## Problem to work on:
Identify all lines below that hold "แสดงน" and collect them.

Saved entries
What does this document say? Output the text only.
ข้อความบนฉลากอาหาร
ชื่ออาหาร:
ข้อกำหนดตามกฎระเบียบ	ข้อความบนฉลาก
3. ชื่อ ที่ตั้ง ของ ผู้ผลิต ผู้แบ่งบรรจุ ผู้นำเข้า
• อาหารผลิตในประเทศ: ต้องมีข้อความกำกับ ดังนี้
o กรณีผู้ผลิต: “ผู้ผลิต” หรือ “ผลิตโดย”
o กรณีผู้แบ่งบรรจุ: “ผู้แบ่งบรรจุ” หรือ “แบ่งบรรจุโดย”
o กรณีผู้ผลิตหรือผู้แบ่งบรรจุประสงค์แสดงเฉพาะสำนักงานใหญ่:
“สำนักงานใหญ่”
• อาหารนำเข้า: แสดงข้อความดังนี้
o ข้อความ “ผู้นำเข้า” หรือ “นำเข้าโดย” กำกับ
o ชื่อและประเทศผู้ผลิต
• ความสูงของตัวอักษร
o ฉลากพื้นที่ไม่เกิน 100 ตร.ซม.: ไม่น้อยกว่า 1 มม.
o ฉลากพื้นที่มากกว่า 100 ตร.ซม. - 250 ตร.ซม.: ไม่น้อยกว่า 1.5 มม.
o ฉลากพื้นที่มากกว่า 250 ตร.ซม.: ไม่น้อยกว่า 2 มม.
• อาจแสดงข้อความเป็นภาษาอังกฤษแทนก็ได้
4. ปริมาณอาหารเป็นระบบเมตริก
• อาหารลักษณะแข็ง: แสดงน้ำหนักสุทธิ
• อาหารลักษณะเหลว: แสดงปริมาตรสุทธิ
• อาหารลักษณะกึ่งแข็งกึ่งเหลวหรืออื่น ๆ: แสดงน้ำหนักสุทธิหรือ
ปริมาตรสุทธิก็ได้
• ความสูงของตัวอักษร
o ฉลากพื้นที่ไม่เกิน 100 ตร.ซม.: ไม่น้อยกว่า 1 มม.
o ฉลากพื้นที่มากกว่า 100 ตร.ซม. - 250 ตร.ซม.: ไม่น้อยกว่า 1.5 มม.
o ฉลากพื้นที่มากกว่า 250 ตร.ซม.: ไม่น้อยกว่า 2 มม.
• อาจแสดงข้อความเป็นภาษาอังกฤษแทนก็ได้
---
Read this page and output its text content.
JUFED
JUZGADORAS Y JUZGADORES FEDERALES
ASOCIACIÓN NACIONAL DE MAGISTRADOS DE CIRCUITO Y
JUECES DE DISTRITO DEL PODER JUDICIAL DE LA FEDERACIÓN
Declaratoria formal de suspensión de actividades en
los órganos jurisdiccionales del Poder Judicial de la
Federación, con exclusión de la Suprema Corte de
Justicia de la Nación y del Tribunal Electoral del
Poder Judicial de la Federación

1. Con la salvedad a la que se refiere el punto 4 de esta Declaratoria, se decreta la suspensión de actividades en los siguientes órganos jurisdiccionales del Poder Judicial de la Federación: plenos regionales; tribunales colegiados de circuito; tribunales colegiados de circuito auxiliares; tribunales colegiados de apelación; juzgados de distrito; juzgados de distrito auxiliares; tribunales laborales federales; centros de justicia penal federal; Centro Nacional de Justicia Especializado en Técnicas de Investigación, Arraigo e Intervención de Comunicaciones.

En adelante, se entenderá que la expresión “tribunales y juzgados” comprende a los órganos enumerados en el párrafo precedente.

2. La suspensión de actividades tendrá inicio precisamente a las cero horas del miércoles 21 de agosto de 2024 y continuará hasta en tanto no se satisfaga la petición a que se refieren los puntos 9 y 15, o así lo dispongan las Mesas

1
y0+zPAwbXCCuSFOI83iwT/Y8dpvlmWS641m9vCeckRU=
--
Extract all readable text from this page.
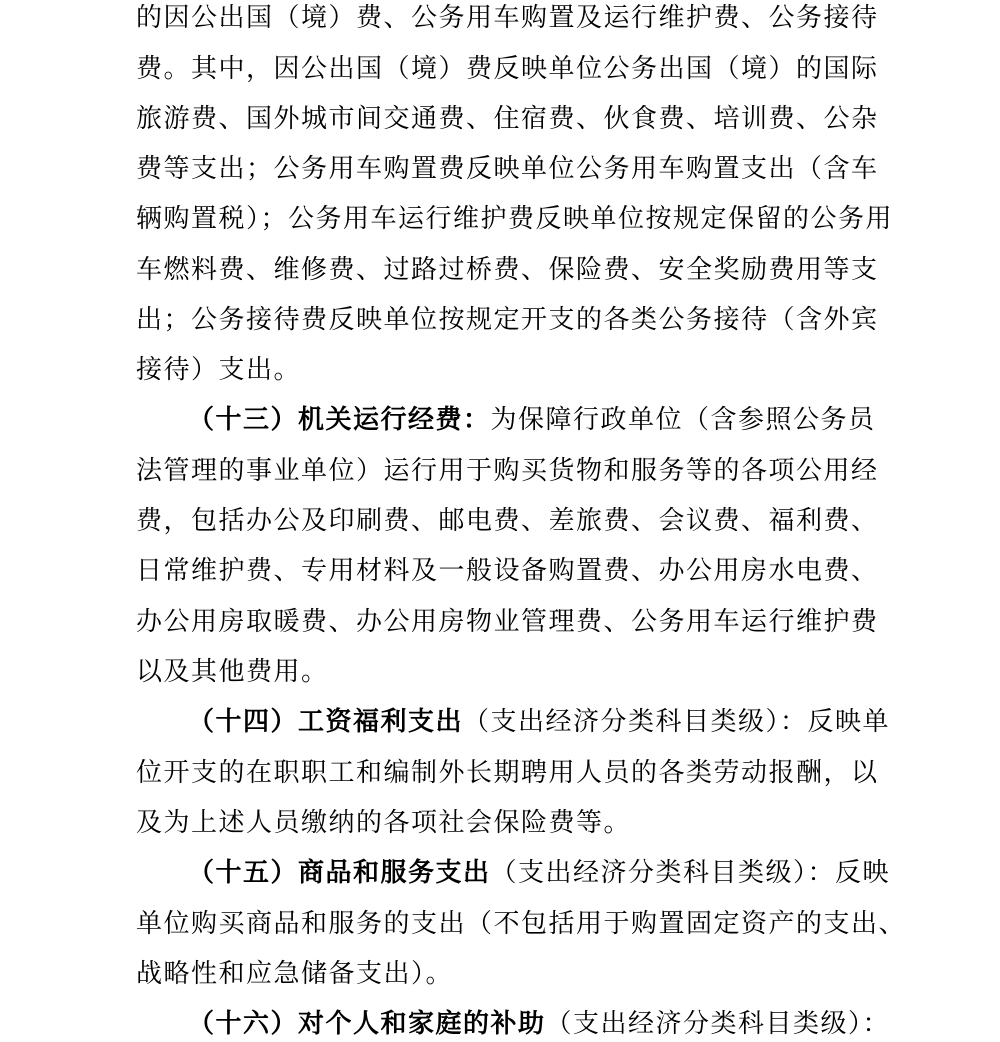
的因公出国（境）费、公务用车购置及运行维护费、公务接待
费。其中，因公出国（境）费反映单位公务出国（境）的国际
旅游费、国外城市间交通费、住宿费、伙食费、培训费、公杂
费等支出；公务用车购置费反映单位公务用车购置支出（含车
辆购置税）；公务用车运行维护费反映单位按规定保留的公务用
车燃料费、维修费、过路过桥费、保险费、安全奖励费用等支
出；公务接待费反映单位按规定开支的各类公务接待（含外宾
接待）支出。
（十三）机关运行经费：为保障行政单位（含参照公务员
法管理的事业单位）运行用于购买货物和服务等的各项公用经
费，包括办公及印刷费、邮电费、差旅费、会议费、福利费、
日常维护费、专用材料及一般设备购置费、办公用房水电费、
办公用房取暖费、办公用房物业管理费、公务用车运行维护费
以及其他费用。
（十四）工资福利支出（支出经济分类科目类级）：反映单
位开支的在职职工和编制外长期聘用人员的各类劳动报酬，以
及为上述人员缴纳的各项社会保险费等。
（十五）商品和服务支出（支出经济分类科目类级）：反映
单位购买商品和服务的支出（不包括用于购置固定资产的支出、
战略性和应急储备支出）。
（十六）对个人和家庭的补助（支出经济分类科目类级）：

## Response to this task:
• อาหารลักษณะแข็ง: แสดงน้ำหนักสุทธิ
• อาหารลักษณะกึ่งแข็งกึ่งเหลวหรืออื่น ๆ: แสดงน้ำหนักสุทธิหรือ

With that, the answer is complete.